| REQUIREMENTS |
Select the lines that hold the word "SOLO" and copy each one.

| SUPPLIED RECORDS |
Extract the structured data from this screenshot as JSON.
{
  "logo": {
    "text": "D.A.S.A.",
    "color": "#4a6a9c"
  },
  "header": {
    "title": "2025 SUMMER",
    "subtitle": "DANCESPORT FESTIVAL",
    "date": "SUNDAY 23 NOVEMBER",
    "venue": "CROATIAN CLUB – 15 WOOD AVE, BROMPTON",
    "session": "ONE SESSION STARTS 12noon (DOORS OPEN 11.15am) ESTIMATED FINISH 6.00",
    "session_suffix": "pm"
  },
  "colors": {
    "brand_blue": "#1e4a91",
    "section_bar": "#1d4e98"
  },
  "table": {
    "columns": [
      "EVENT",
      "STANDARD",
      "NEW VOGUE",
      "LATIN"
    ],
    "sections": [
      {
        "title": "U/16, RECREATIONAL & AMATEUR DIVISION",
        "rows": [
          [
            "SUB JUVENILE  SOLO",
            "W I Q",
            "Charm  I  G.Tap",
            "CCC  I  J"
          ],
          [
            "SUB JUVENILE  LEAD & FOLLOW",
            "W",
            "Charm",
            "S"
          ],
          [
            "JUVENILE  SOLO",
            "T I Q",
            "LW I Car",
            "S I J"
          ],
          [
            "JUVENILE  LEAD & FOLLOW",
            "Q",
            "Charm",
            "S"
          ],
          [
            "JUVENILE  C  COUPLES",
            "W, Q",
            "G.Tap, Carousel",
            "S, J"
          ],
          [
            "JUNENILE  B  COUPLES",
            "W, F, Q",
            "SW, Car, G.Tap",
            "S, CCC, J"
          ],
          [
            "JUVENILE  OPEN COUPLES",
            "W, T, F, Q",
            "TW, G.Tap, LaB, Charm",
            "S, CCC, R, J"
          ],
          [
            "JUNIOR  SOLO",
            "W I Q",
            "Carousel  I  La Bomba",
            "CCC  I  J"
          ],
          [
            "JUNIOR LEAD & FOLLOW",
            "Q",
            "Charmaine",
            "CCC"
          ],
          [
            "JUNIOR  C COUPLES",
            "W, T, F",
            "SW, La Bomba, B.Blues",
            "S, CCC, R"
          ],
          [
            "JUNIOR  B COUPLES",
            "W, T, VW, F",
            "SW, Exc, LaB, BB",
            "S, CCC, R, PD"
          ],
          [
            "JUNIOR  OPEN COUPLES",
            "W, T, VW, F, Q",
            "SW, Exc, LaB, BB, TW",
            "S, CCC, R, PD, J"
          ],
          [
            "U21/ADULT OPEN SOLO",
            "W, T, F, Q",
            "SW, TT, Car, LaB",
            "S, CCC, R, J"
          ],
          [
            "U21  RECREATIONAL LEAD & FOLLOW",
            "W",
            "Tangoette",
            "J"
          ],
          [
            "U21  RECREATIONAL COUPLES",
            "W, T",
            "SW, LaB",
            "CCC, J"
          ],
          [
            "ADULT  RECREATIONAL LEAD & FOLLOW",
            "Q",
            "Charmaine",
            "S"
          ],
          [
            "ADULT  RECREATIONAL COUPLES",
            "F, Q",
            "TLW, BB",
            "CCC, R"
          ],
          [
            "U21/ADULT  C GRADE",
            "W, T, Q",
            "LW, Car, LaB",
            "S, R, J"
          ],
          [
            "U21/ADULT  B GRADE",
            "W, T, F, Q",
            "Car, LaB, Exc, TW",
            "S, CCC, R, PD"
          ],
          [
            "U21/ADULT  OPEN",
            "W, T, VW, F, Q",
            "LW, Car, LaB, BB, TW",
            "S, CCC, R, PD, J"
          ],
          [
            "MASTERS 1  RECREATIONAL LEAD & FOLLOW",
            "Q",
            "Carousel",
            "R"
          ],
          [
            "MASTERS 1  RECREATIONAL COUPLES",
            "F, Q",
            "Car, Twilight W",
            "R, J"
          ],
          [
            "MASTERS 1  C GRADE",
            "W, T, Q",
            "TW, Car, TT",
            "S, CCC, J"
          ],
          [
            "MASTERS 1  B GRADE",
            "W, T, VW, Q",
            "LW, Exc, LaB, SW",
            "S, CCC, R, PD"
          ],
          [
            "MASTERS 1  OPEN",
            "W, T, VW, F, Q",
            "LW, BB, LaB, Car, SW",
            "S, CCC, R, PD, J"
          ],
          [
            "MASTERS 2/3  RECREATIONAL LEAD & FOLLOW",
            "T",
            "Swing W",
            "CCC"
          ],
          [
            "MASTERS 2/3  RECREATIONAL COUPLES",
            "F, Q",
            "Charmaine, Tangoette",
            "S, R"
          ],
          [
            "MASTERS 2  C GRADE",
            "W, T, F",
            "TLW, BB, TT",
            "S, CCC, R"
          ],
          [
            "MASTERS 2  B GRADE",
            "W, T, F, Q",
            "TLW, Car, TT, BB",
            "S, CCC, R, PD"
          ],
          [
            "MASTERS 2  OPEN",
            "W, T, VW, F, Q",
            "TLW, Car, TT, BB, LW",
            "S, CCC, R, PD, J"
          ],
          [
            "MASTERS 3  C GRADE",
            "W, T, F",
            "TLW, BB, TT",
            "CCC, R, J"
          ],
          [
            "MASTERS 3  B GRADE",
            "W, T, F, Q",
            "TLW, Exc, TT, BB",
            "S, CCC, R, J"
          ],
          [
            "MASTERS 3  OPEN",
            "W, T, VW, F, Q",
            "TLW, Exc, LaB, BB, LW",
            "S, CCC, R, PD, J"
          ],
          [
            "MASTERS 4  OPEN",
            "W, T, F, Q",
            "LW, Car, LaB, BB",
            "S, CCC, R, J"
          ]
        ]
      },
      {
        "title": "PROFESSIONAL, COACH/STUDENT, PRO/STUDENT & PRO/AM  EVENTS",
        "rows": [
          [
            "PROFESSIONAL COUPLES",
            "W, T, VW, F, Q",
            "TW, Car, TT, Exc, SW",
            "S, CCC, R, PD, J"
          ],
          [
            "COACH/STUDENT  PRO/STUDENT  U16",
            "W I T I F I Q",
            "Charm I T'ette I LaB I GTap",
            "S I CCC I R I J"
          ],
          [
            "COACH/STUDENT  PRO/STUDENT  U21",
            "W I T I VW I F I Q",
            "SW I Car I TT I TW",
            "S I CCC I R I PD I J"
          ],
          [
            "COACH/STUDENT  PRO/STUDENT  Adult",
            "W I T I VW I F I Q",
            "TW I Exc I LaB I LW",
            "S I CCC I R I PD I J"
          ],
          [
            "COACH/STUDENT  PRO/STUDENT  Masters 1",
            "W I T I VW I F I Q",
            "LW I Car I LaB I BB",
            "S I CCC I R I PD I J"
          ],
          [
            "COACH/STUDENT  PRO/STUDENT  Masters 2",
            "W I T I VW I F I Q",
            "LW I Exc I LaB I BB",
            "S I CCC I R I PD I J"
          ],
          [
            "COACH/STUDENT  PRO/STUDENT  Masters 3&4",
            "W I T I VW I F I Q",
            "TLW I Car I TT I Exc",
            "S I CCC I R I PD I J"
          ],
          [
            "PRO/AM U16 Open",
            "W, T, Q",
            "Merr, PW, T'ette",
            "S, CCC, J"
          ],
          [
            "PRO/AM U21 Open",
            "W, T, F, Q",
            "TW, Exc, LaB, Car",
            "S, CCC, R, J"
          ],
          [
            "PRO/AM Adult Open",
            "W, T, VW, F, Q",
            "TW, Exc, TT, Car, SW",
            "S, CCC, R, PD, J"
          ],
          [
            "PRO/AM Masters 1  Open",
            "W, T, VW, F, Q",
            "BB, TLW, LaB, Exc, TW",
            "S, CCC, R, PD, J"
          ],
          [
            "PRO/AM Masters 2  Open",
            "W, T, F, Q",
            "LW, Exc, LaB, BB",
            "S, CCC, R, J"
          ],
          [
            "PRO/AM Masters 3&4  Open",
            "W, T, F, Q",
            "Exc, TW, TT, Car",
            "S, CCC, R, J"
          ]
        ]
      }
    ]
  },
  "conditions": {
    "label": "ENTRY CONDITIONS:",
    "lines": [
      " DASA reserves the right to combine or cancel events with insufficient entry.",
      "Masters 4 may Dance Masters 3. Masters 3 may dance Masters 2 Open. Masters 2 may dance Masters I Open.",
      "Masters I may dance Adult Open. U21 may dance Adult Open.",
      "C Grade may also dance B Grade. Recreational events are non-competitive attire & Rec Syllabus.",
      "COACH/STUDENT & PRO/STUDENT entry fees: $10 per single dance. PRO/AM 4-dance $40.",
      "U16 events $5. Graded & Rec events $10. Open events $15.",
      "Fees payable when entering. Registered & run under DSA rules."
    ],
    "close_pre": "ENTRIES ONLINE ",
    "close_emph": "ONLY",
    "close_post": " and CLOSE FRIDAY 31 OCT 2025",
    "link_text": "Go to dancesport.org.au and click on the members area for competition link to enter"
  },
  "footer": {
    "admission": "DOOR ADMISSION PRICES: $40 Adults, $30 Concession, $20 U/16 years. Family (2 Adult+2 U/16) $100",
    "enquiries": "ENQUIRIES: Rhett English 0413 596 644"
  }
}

| WORKED ANSWER |
            "SUB JUVENILE  SOLO",
            "JUVENILE  SOLO",
            "JUNIOR  SOLO",
            "U21/ADULT OPEN SOLO",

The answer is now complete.